**TASK INSTRUCTIONS:** Reproduce the data below line for line without changing anything, and leave out the pictures.

┏━━

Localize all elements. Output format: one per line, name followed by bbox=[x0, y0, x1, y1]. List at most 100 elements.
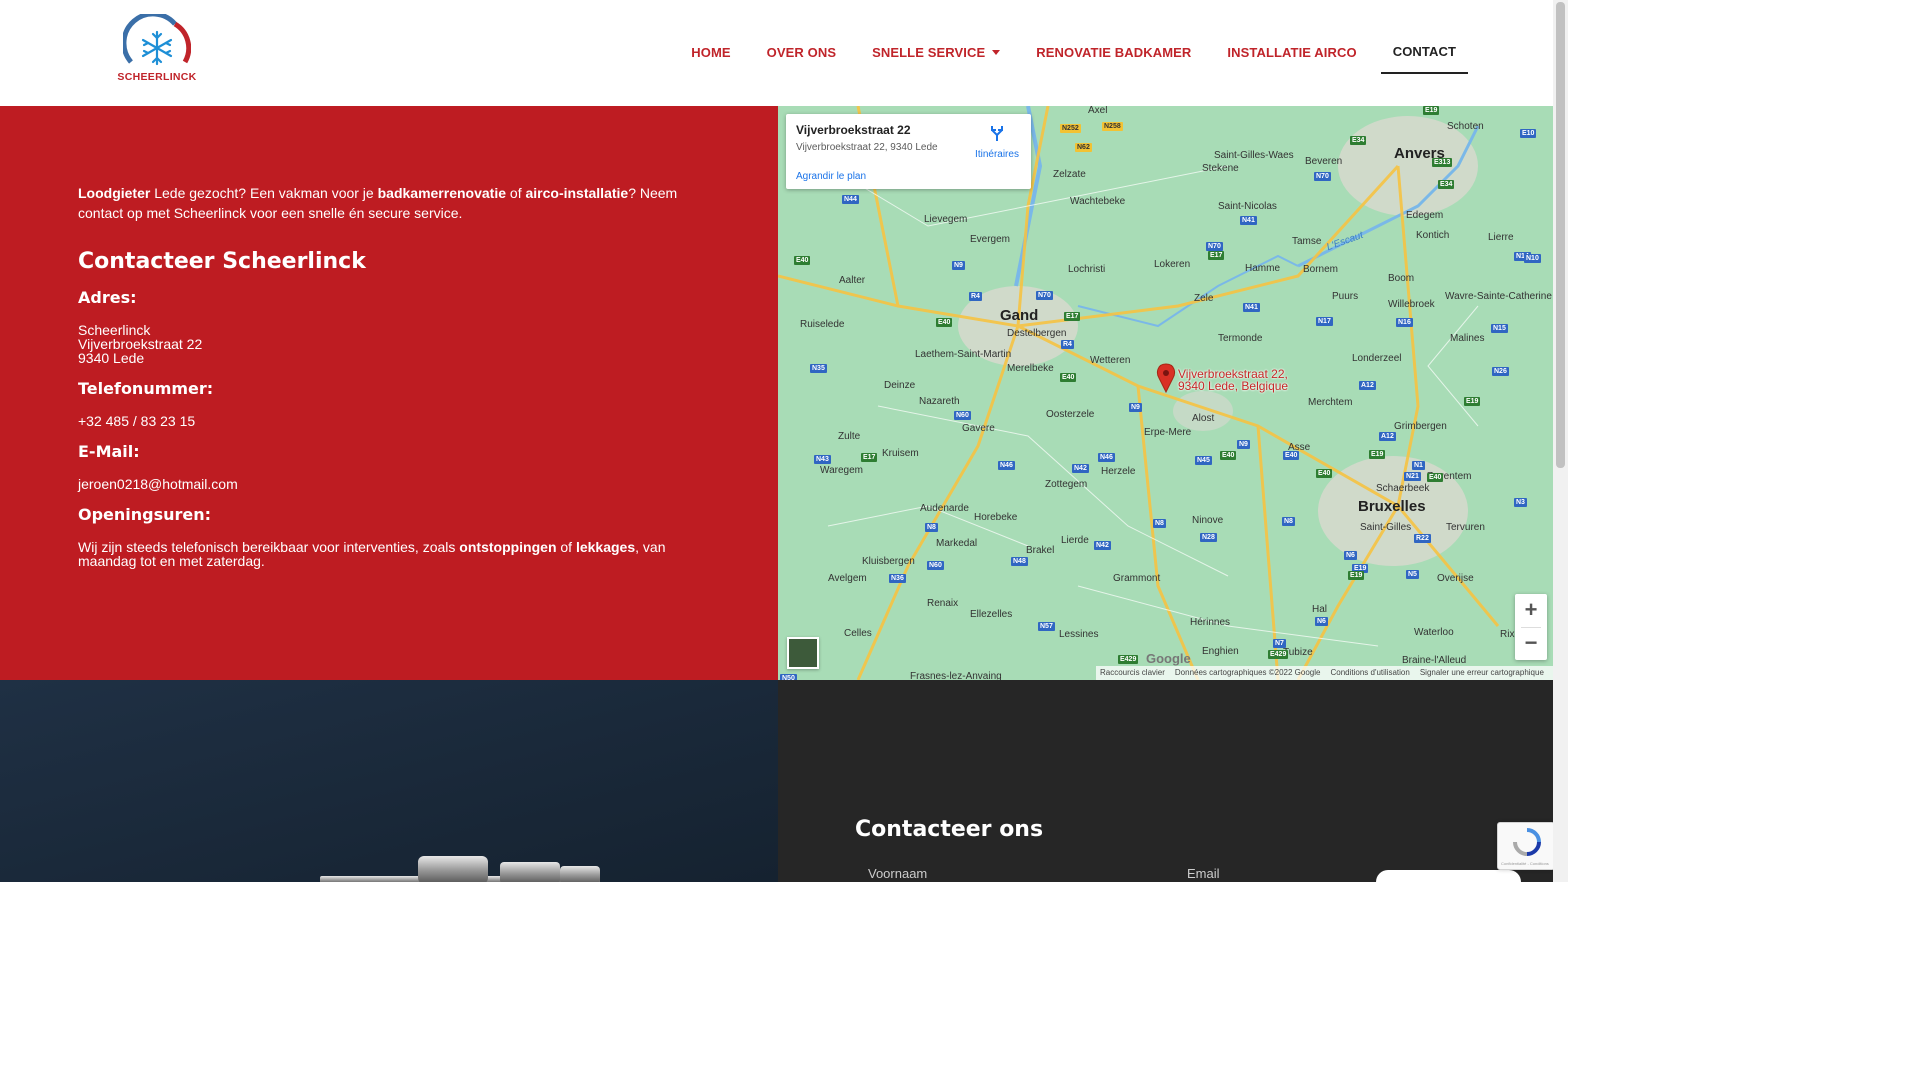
road-shield: N42 bbox=[1072, 464, 1089, 473]
address-heading: Adres: bbox=[78, 288, 137, 307]
map-city: Ninove bbox=[1192, 515, 1224, 526]
map-city: Wachtebeke bbox=[1070, 196, 1126, 207]
google-logo[interactable]: Google bbox=[1146, 651, 1191, 666]
intro-loodgieter: Loodgieter bbox=[78, 185, 151, 201]
road-shield: N9 bbox=[952, 261, 965, 270]
logo[interactable]: SCHEERLINCK bbox=[112, 14, 202, 86]
road-shield: N60 bbox=[954, 411, 971, 420]
map-city: Termonde bbox=[1218, 333, 1263, 344]
road-shield: N252 bbox=[1060, 124, 1081, 133]
map-city: Aalter bbox=[839, 275, 866, 286]
road-shield: N46 bbox=[998, 461, 1015, 470]
first-name-label: Voornaam bbox=[868, 866, 928, 881]
google-map[interactable]: Gand Anvers Bruxelles Axel Schoten Zelza… bbox=[778, 106, 1554, 680]
floating-widget-button[interactable] bbox=[1376, 870, 1521, 882]
map-city: Zulte bbox=[838, 431, 861, 442]
map-city: Tervuren bbox=[1446, 522, 1485, 533]
recaptcha-badge[interactable]: Confidentialité - Conditions bbox=[1497, 822, 1555, 870]
directions-button[interactable]: Itinéraires bbox=[972, 124, 1022, 160]
nav-over-ons[interactable]: OVER ONS bbox=[749, 30, 854, 74]
road-shield: E40 bbox=[1283, 451, 1300, 460]
pipe-fitting-image bbox=[0, 680, 778, 882]
map-city: Alost bbox=[1192, 413, 1215, 424]
road-shield: N44 bbox=[842, 195, 859, 204]
road-shield: N3 bbox=[1514, 498, 1527, 507]
scrollbar-thumb[interactable] bbox=[1556, 2, 1565, 468]
map-city: Schoten bbox=[1447, 121, 1484, 132]
map-city: Horebeke bbox=[974, 512, 1018, 523]
road-shield: N16 bbox=[1396, 318, 1413, 327]
nav-renovatie-badkamer[interactable]: RENOVATIE BADKAMER bbox=[1018, 30, 1209, 74]
road-shield: N258 bbox=[1102, 122, 1123, 131]
snowflake-logo-icon bbox=[123, 14, 191, 68]
road-shield: R4 bbox=[1061, 340, 1074, 349]
road-shield: N8 bbox=[1153, 519, 1166, 528]
zoom-controls: + − bbox=[1515, 594, 1547, 660]
nav-installatie-airco[interactable]: INSTALLATIE AIRCO bbox=[1209, 30, 1374, 74]
map-city: Herzele bbox=[1101, 466, 1136, 477]
map-city: Kontich bbox=[1416, 230, 1450, 241]
road-shield: E40 bbox=[1220, 451, 1237, 460]
map-city: Wavre-Sainte-Catherine bbox=[1445, 291, 1552, 302]
road-shield: E313 bbox=[1432, 158, 1453, 167]
road-shield: N70 bbox=[1036, 291, 1053, 300]
road-shield: N26 bbox=[1492, 367, 1509, 376]
hours-text-b: of bbox=[556, 539, 576, 555]
email-heading: E-Mail: bbox=[78, 442, 140, 461]
map-city: Puurs bbox=[1332, 291, 1359, 302]
map-city: Markedal bbox=[936, 538, 978, 549]
road-shield: R4 bbox=[969, 292, 982, 301]
road-shield: N57 bbox=[1038, 622, 1055, 631]
map-city: Lierre bbox=[1488, 232, 1514, 243]
email-link[interactable]: jeroen0218@hotmail.com bbox=[78, 477, 238, 491]
nav-snelle-service[interactable]: SNELLE SERVICE bbox=[854, 30, 1018, 74]
road-shield: A12 bbox=[1359, 381, 1376, 390]
map-city: Waterloo bbox=[1414, 627, 1454, 638]
satellite-view-toggle[interactable] bbox=[787, 637, 819, 669]
road-shield: E19 bbox=[1423, 106, 1440, 115]
map-data-credit: Données cartographiques ©2022 Google bbox=[1174, 668, 1321, 677]
map-city: Grammont bbox=[1113, 573, 1161, 584]
keyboard-shortcuts-link[interactable]: Raccourcis clavier bbox=[1100, 666, 1165, 680]
address-line-3: 9340 Lede bbox=[78, 350, 145, 366]
email-label: Email bbox=[1187, 866, 1220, 881]
road-shield: N7 bbox=[1273, 639, 1286, 648]
contact-info-panel: Loodgieter Lede gezocht? Een vakman voor… bbox=[0, 106, 778, 680]
road-shield: N9 bbox=[1129, 403, 1142, 412]
road-shield: E429 bbox=[1118, 655, 1139, 664]
report-error-link[interactable]: Signaler une erreur cartographique bbox=[1420, 666, 1544, 680]
map-city: Tamse bbox=[1292, 236, 1322, 247]
road-shield: N8 bbox=[1282, 517, 1295, 526]
road-shield: N41 bbox=[1243, 303, 1260, 312]
nav-home[interactable]: HOME bbox=[673, 30, 748, 74]
zoom-divider bbox=[1521, 627, 1541, 628]
intro-text-b: of bbox=[506, 185, 526, 201]
zoom-out-button[interactable]: − bbox=[1515, 627, 1547, 660]
map-city: Zottegem bbox=[1045, 479, 1088, 490]
map-city: Braine-l'Alleud bbox=[1402, 655, 1467, 666]
road-shield: N28 bbox=[1200, 533, 1217, 542]
road-shield: N62 bbox=[1075, 143, 1092, 152]
place-card: Vijverbroekstraat 22 Vijverbroekstraat 2… bbox=[786, 114, 1031, 189]
contact-title: Contacteer Scheerlinck bbox=[78, 249, 366, 274]
nav-contact[interactable]: CONTACT bbox=[1380, 30, 1468, 74]
map-pin-label[interactable]: Vijverbroekstraat 22, 9340 Lede, Belgiqu… bbox=[1178, 368, 1288, 392]
map-city: Renaix bbox=[927, 598, 959, 609]
map-city: Frasnes-lez-Anvaing bbox=[910, 671, 1002, 680]
intro-text-a: Lede gezocht? Een vakman voor je bbox=[150, 185, 378, 201]
intro-text: Loodgieter Lede gezocht? Een vakman voor… bbox=[78, 184, 698, 223]
road-shield: N70 bbox=[1206, 242, 1223, 251]
place-card-title: Vijverbroekstraat 22 bbox=[796, 123, 911, 137]
road-shield: N45 bbox=[1195, 456, 1212, 465]
zoom-in-button[interactable]: + bbox=[1515, 594, 1547, 627]
road-shield: N6 bbox=[1315, 617, 1328, 626]
plumbing-photo bbox=[0, 680, 778, 882]
map-city: Evergem bbox=[970, 234, 1011, 245]
page-scrollbar[interactable] bbox=[1553, 0, 1568, 882]
phone-link[interactable]: +32 485 / 83 23 15 bbox=[78, 414, 195, 428]
road-shield: E40 bbox=[1427, 473, 1444, 482]
enlarge-map-link[interactable]: Agrandir le plan bbox=[796, 171, 866, 182]
map-city: Hal bbox=[1312, 604, 1328, 615]
road-shield: N10 bbox=[1524, 254, 1541, 263]
terms-link[interactable]: Conditions d'utilisation bbox=[1330, 666, 1409, 680]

┗━━

**RESULT FOR THIS EXERCISE:**
Localize all elements. Output format: one per line, name followed by bbox=[x0, y0, x1, y1]. List at most 100 elements.
road-shield: N42 bbox=[1072, 464, 1089, 473]
address-heading: Adres: bbox=[78, 288, 137, 307]
map-city: Ninove bbox=[1192, 515, 1224, 526]
map-city: Wachtebeke bbox=[1070, 196, 1126, 207]
google-logo[interactable]: Google bbox=[1146, 651, 1191, 666]
intro-loodgieter: Loodgieter bbox=[78, 185, 151, 201]
road-shield: N9 bbox=[952, 261, 965, 270]
logo[interactable]: SCHEERLINCK bbox=[112, 14, 202, 86]
road-shield: N60 bbox=[954, 411, 971, 420]
map-city: Termonde bbox=[1218, 333, 1263, 344]
road-shield: N252 bbox=[1060, 124, 1081, 133]
map-city: Aalter bbox=[839, 275, 866, 286]
road-shield: N46 bbox=[998, 461, 1015, 470]
first-name-label: Voornaam bbox=[868, 866, 928, 881]
google-map[interactable]: Gand Anvers Bruxelles Axel Schoten Zelza… bbox=[778, 106, 1554, 680]
floating-widget-button[interactable] bbox=[1376, 870, 1521, 882]
map-city: Zulte bbox=[838, 431, 861, 442]
map-city: Tervuren bbox=[1446, 522, 1485, 533]
recaptcha-badge[interactable]: Confidentialité - Conditions bbox=[1497, 822, 1555, 870]
directions-button[interactable]: Itinéraires bbox=[972, 124, 1022, 160]
nav-over-ons[interactable]: OVER ONS bbox=[749, 30, 854, 74]
road-shield: E40 bbox=[1283, 451, 1300, 460]
pipe-fitting-image bbox=[0, 680, 778, 882]
map-city: Alost bbox=[1192, 413, 1215, 424]
road-shield: N44 bbox=[842, 195, 859, 204]
road-shield: N3 bbox=[1514, 498, 1527, 507]
scrollbar-thumb[interactable] bbox=[1556, 2, 1565, 468]
map-city: Schoten bbox=[1447, 121, 1484, 132]
map-city: Horebeke bbox=[974, 512, 1018, 523]
road-shield: N16 bbox=[1396, 318, 1413, 327]
nav-renovatie-badkamer[interactable]: RENOVATIE BADKAMER bbox=[1018, 30, 1209, 74]
road-shield: N258 bbox=[1102, 122, 1123, 131]
snowflake-logo-icon bbox=[123, 14, 191, 68]
road-shield: R4 bbox=[1061, 340, 1074, 349]
road-shield: N8 bbox=[1153, 519, 1166, 528]
zoom-controls: + − bbox=[1515, 594, 1547, 660]
nav-installatie-airco[interactable]: INSTALLATIE AIRCO bbox=[1209, 30, 1374, 74]
map-city: Herzele bbox=[1101, 466, 1136, 477]
map-city: Kontich bbox=[1416, 230, 1450, 241]
road-shield: E40 bbox=[1220, 451, 1237, 460]
map-city: Wavre-Sainte-Catherine bbox=[1445, 291, 1552, 302]
road-shield: E313 bbox=[1432, 158, 1453, 167]
road-shield: N70 bbox=[1036, 291, 1053, 300]
road-shield: N26 bbox=[1492, 367, 1509, 376]
hours-text-b: of bbox=[556, 539, 576, 555]
email-heading: E-Mail: bbox=[78, 442, 140, 461]
map-city: Puurs bbox=[1332, 291, 1359, 302]
map-city: Markedal bbox=[936, 538, 978, 549]
road-shield: R4 bbox=[969, 292, 982, 301]
road-shield: N57 bbox=[1038, 622, 1055, 631]
map-city: Lierre bbox=[1488, 232, 1514, 243]
email-link[interactable]: jeroen0218@hotmail.com bbox=[78, 477, 238, 491]
nav-snelle-service[interactable]: SNELLE SERVICE bbox=[854, 30, 1018, 74]
road-shield: A12 bbox=[1359, 381, 1376, 390]
map-city: Waterloo bbox=[1414, 627, 1454, 638]
satellite-view-toggle[interactable] bbox=[787, 637, 819, 669]
road-shield: E19 bbox=[1423, 106, 1440, 115]
map-data-credit: Données cartographiques ©2022 Google bbox=[1174, 668, 1321, 677]
map-city: Grammont bbox=[1113, 573, 1161, 584]
keyboard-shortcuts-link[interactable]: Raccourcis clavier bbox=[1100, 666, 1165, 680]
address-line-3: 9340 Lede bbox=[78, 350, 145, 366]
email-label: Email bbox=[1187, 866, 1220, 881]
road-shield: N7 bbox=[1273, 639, 1286, 648]
contact-info-panel: Loodgieter Lede gezocht? Een vakman voor… bbox=[0, 106, 778, 680]
road-shield: N9 bbox=[1129, 403, 1142, 412]
road-shield: E429 bbox=[1118, 655, 1139, 664]
report-error-link[interactable]: Signaler une erreur cartographique bbox=[1420, 666, 1544, 680]
map-city: Tamse bbox=[1292, 236, 1322, 247]
road-shield: N8 bbox=[1282, 517, 1295, 526]
road-shield: N41 bbox=[1243, 303, 1260, 312]
nav-home[interactable]: HOME bbox=[673, 30, 748, 74]
zoom-divider bbox=[1521, 627, 1541, 628]
intro-text-b: of bbox=[506, 185, 526, 201]
zoom-out-button[interactable]: − bbox=[1515, 627, 1547, 660]
map-city: Zottegem bbox=[1045, 479, 1088, 490]
map-city: Braine-l'Alleud bbox=[1402, 655, 1467, 666]
road-shield: N28 bbox=[1200, 533, 1217, 542]
road-shield: N62 bbox=[1075, 143, 1092, 152]
place-card: Vijverbroekstraat 22 Vijverbroekstraat 2… bbox=[786, 114, 1031, 189]
contact-title: Contacteer Scheerlinck bbox=[78, 249, 366, 274]
nav-contact[interactable]: CONTACT bbox=[1380, 30, 1468, 74]
map-pin-label[interactable]: Vijverbroekstraat 22, 9340 Lede, Belgiqu… bbox=[1178, 368, 1288, 392]
map-city: Renaix bbox=[927, 598, 959, 609]
map-city: Frasnes-lez-Anvaing bbox=[910, 671, 1002, 680]
intro-text-a: Lede gezocht? Een vakman voor je bbox=[150, 185, 378, 201]
intro-text: Loodgieter Lede gezocht? Een vakman voor… bbox=[78, 184, 698, 223]
road-shield: N70 bbox=[1206, 242, 1223, 251]
place-card-title: Vijverbroekstraat 22 bbox=[796, 123, 911, 137]
road-shield: N45 bbox=[1195, 456, 1212, 465]
zoom-in-button[interactable]: + bbox=[1515, 594, 1547, 627]
road-shield: N6 bbox=[1315, 617, 1328, 626]
plumbing-photo bbox=[0, 680, 778, 882]
map-city: Evergem bbox=[970, 234, 1011, 245]
page-scrollbar[interactable] bbox=[1553, 0, 1568, 882]
phone-link[interactable]: +32 485 / 83 23 15 bbox=[78, 414, 195, 428]
road-shield: E40 bbox=[1427, 473, 1444, 482]
enlarge-map-link[interactable]: Agrandir le plan bbox=[796, 171, 866, 182]
map-city: Hal bbox=[1312, 604, 1328, 615]
road-shield: N10 bbox=[1524, 254, 1541, 263]
terms-link[interactable]: Conditions d'utilisation bbox=[1330, 666, 1409, 680]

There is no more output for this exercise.